→ Stated goal
Look for "privés" in each line of the entries, and return the matching lines.

→ Record set
>> Start

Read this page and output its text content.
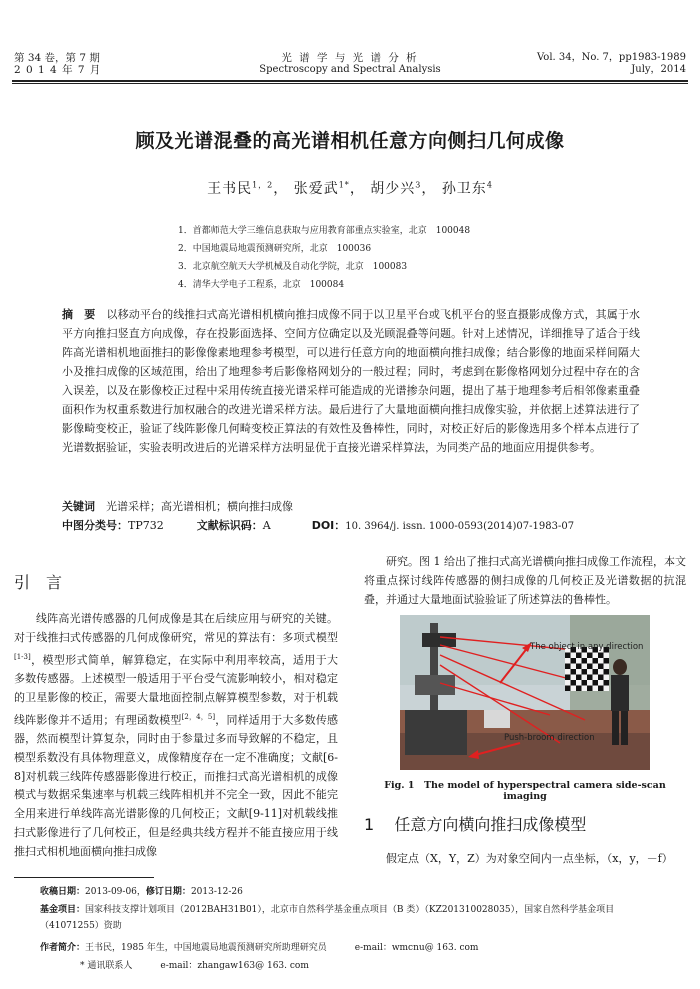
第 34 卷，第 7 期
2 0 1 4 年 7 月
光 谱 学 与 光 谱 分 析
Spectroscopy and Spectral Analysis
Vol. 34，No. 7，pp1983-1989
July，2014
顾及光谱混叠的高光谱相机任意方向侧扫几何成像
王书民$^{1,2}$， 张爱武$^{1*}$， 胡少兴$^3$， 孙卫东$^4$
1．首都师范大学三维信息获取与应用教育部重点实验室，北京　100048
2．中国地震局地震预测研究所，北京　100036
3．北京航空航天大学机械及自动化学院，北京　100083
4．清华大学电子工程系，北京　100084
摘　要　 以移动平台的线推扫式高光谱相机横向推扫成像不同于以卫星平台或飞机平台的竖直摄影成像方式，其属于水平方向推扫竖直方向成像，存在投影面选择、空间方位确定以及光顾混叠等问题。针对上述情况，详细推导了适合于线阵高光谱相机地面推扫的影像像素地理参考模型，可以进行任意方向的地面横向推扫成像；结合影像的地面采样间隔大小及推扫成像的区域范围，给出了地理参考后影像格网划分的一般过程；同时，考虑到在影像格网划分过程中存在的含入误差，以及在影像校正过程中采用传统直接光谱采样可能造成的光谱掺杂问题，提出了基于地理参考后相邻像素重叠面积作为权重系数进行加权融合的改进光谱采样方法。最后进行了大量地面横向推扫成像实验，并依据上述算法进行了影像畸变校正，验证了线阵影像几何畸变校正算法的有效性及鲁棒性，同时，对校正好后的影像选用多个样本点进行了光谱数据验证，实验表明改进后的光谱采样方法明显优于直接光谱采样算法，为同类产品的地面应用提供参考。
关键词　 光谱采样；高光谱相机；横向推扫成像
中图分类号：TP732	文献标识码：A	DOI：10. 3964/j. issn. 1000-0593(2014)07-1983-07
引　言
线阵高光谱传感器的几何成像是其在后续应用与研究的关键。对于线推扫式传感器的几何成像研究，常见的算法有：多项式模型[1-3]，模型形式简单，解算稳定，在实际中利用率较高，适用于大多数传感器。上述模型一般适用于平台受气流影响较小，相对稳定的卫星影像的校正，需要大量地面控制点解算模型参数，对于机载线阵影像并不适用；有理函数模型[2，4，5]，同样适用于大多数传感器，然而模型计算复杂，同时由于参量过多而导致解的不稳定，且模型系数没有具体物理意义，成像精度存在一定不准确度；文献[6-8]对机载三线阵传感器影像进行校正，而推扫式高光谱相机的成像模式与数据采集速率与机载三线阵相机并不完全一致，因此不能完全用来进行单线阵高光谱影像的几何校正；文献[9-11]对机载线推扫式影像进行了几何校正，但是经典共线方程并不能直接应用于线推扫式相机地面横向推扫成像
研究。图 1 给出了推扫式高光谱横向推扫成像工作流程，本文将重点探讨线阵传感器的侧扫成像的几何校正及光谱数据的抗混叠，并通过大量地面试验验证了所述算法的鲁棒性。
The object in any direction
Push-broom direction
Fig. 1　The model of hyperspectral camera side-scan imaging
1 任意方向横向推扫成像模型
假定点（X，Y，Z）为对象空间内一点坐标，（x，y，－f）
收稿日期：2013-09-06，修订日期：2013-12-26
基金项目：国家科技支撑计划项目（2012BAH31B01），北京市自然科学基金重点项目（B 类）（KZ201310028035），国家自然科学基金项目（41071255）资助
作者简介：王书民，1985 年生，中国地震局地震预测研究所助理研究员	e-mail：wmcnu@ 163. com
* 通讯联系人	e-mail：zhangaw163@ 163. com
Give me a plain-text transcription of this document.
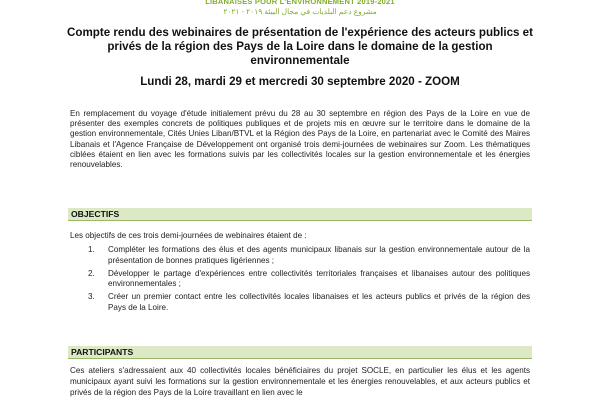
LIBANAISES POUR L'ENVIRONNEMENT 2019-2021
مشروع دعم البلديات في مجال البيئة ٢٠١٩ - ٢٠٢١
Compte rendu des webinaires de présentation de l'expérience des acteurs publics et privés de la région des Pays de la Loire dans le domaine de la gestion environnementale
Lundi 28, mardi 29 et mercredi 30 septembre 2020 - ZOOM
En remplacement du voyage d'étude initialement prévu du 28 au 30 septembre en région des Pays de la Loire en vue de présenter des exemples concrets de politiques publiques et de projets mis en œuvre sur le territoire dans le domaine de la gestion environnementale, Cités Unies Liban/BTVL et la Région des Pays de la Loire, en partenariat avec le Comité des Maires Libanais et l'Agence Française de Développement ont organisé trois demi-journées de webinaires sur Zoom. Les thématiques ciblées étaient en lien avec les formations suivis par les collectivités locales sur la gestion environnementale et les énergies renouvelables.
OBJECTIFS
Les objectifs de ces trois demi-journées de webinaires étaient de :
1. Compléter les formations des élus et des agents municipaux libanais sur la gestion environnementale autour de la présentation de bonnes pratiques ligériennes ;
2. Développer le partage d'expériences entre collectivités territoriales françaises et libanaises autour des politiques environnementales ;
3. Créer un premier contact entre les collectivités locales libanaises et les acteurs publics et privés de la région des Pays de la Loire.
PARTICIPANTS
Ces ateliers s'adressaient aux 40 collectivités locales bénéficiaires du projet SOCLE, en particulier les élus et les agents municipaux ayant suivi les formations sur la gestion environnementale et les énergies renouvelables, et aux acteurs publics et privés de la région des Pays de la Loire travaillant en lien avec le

>> End
>> Start

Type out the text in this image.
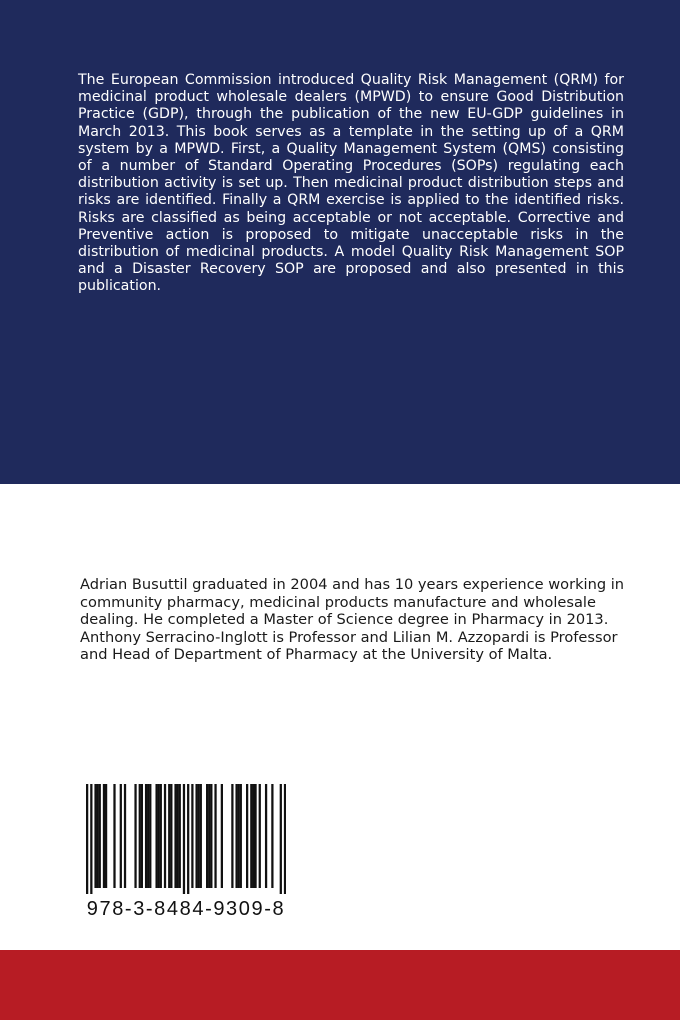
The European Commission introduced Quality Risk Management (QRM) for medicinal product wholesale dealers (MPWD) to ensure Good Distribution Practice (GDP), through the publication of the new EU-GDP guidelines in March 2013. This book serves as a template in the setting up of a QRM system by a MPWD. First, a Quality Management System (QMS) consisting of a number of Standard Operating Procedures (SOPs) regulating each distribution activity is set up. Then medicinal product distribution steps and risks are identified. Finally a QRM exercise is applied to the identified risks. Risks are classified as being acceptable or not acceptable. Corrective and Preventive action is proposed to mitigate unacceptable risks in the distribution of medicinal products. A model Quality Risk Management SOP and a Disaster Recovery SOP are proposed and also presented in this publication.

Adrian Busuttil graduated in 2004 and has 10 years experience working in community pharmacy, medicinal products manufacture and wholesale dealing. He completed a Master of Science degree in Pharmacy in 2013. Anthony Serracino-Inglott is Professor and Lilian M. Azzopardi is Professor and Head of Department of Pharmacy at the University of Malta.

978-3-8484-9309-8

>> End

→ Finished answer
Compte rendu des webinaires de présentation de l'expérience des acteurs publics et privés de la région des Pays de la Loire dans le domaine de la gestion environnementale
3. Créer un premier contact entre les collectivités locales libanaises et les acteurs publics et privés de la région des Pays de la Loire.
Ces ateliers s'adressaient aux 40 collectivités locales bénéficiaires du projet SOCLE, en particulier les élus et les agents municipaux ayant suivi les formations sur la gestion environnementale et les énergies renouvelables, et aux acteurs publics et privés de la région des Pays de la Loire travaillant en lien avec le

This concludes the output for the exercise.